Provided records
---
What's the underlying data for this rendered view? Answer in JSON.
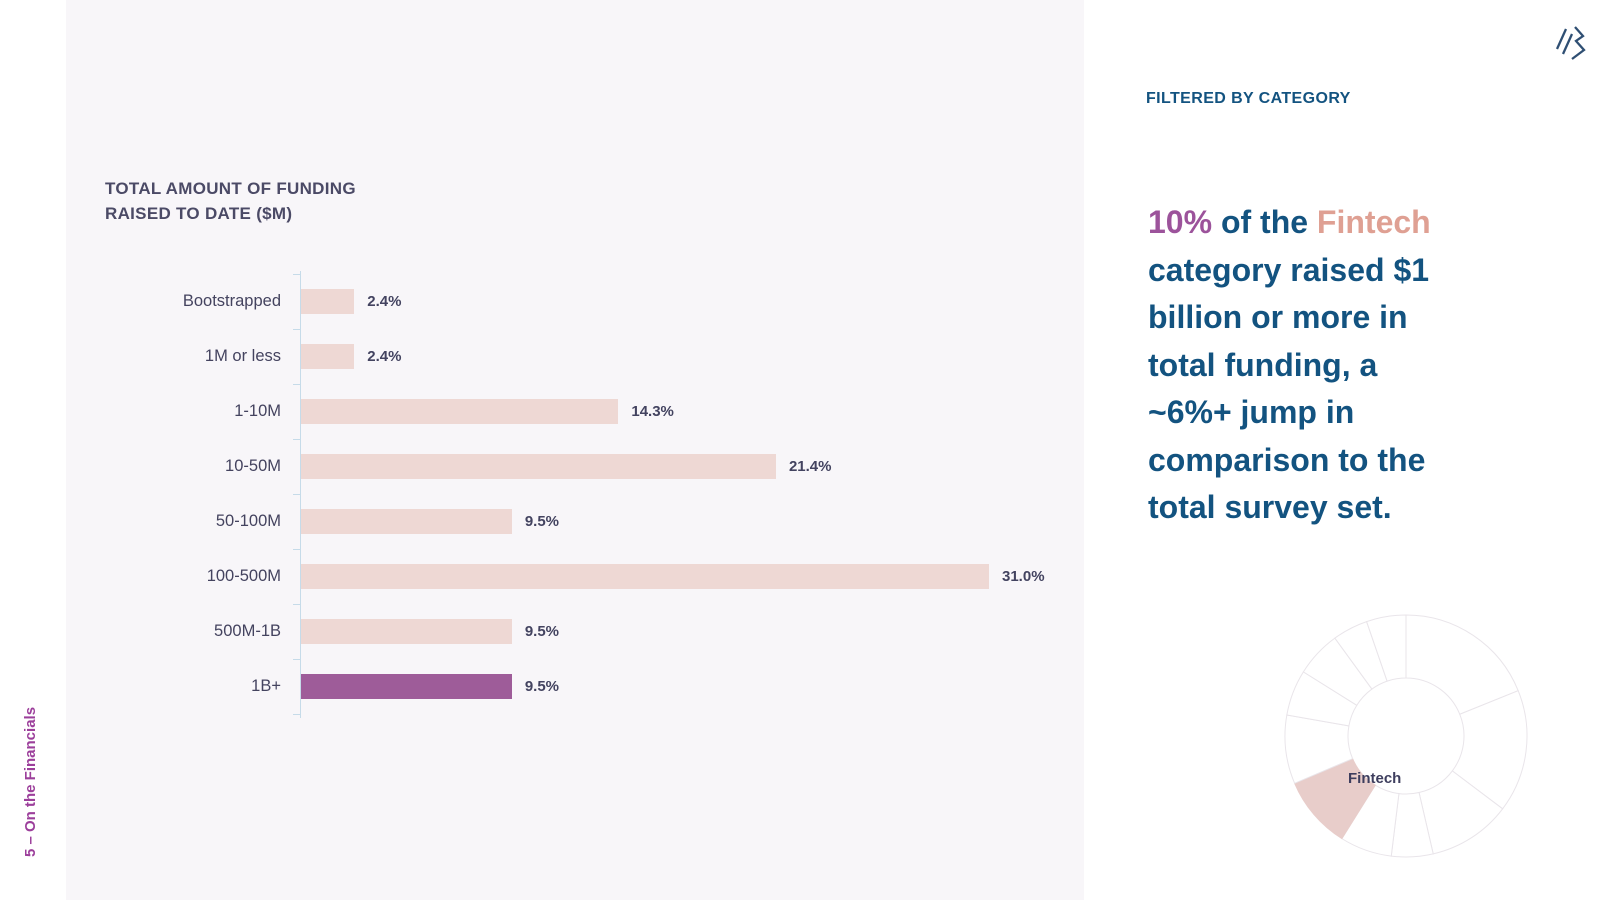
{
  "page": {
    "panel_background": "#f8f6f9",
    "background": "#ffffff"
  },
  "footer": {
    "label": "5 – On the Financials",
    "color": "#9c3f9b"
  },
  "logo": {
    "name": "triple-slash-logo",
    "color": "#2f4f73"
  },
  "chart": {
    "title_line1": "TOTAL AMOUNT OF FUNDING",
    "title_line2": "RAISED TO DATE ($M)",
    "bar_color": "#eed8d4",
    "highlight_color": "#9e5c99",
    "axis_color": "#c6dbe9"
  },
  "right_panel": {
    "heading": "FILTERED BY CATEGORY",
    "statement": {
      "lead": "10%",
      "mid": " of the ",
      "category": "Fintech",
      "rest": "\ncategory raised $1\nbillion or more in\ntotal funding, a\n~6%+ jump in\ncomparison to the\ntotal survey set."
    },
    "colors": {
      "text": "#135380",
      "lead": "#9c539b",
      "category": "#dfa093"
    }
  },
  "chart_data": [
    {
      "type": "bar",
      "orientation": "horizontal",
      "title": "TOTAL AMOUNT OF FUNDING RAISED TO DATE ($M)",
      "categories": [
        "Bootstrapped",
        "1M or less",
        "1-10M",
        "10-50M",
        "50-100M",
        "100-500M",
        "500M-1B",
        "1B+"
      ],
      "values": [
        2.4,
        2.4,
        14.3,
        21.4,
        9.5,
        31.0,
        9.5,
        9.5
      ],
      "value_labels": [
        "2.4%",
        "2.4%",
        "14.3%",
        "21.4%",
        "9.5%",
        "31.0%",
        "9.5%",
        "9.5%"
      ],
      "highlighted_index": 7,
      "highlighted_category": "1B+",
      "xlim": [
        0,
        31
      ],
      "grid": false,
      "legend": false
    },
    {
      "type": "donut",
      "label": "Fintech",
      "highlighted_value_pct": 10,
      "segments_degrees": [
        {
          "start": 0,
          "end": 68
        },
        {
          "start": 68,
          "end": 127
        },
        {
          "start": 127,
          "end": 167
        },
        {
          "start": 167,
          "end": 187
        },
        {
          "start": 187,
          "end": 212
        },
        {
          "start": 212,
          "end": 247,
          "highlighted": true
        },
        {
          "start": 247,
          "end": 280
        },
        {
          "start": 280,
          "end": 302
        },
        {
          "start": 302,
          "end": 324
        },
        {
          "start": 324,
          "end": 341
        },
        {
          "start": 341,
          "end": 360
        }
      ],
      "highlight_color": "#e8cdca",
      "stroke_color": "#e9e5ea",
      "fill_color": "#ffffff"
    }
  ]
}
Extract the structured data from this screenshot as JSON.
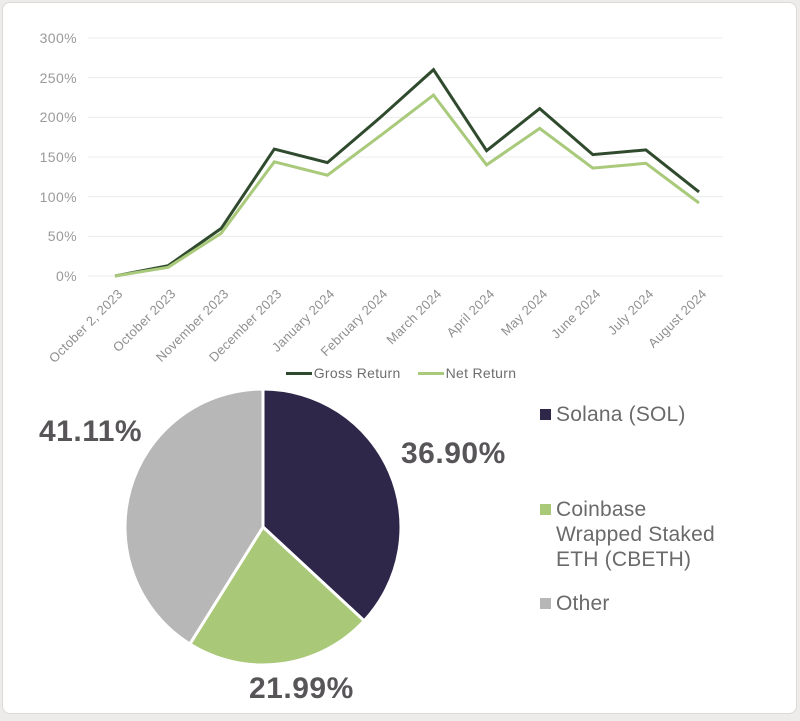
{
  "card": {
    "background": "#ffffff",
    "border_color": "#dcdad9"
  },
  "chart_data": [
    {
      "type": "line",
      "title": "",
      "xlabel": "",
      "ylabel": "",
      "x": [
        "October 2, 2023",
        "October 2023",
        "November 2023",
        "December 2023",
        "January 2024",
        "February 2024",
        "March 2024",
        "April 2024",
        "May 2024",
        "June 2024",
        "July 2024",
        "August 2024"
      ],
      "series": [
        {
          "name": "Gross Return",
          "color": "#2F4A2D",
          "values": [
            0,
            13,
            60,
            160,
            143,
            200,
            260,
            158,
            211,
            153,
            159,
            106
          ]
        },
        {
          "name": "Net Return",
          "color": "#A9C97B",
          "values": [
            0,
            11,
            54,
            144,
            127,
            177,
            228,
            140,
            186,
            136,
            142,
            92
          ]
        }
      ],
      "ylim": [
        0,
        300
      ],
      "yticks": [
        "300%",
        "250%",
        "200%",
        "150%",
        "100%",
        "50%",
        "0%"
      ],
      "ytick_values": [
        300,
        250,
        200,
        150,
        100,
        50,
        0
      ],
      "grid": true,
      "grid_color": "#ececec",
      "axis_text_color": "#9a9a9a",
      "x_axis_label_rotation_deg": -45,
      "legend_position": "bottom"
    },
    {
      "type": "pie",
      "start_angle": "12-oclock",
      "direction": "clockwise",
      "slices": [
        {
          "label": "Solana (SOL)",
          "value": 36.9,
          "display": "36.90%",
          "color": "#2E2749",
          "legend_lines": [
            "Solana (SOL)"
          ]
        },
        {
          "label": "Coinbase Wrapped Staked ETH (CBETH)",
          "value": 21.99,
          "display": "21.99%",
          "color": "#A9C878",
          "legend_lines": [
            "Coinbase",
            "Wrapped Staked",
            "ETH (CBETH)"
          ]
        },
        {
          "label": "Other",
          "value": 41.11,
          "display": "41.11%",
          "color": "#B7B7B7",
          "legend_lines": [
            "Other"
          ]
        }
      ],
      "slice_gap_color": "#ffffff",
      "value_label_color": "#585558",
      "legend_text_color": "#6a6a6a",
      "legend_position": "right"
    }
  ]
}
---
Job
In the entries above, count each line that holds "display". Give the total and nothing else.

Result of this exercise
3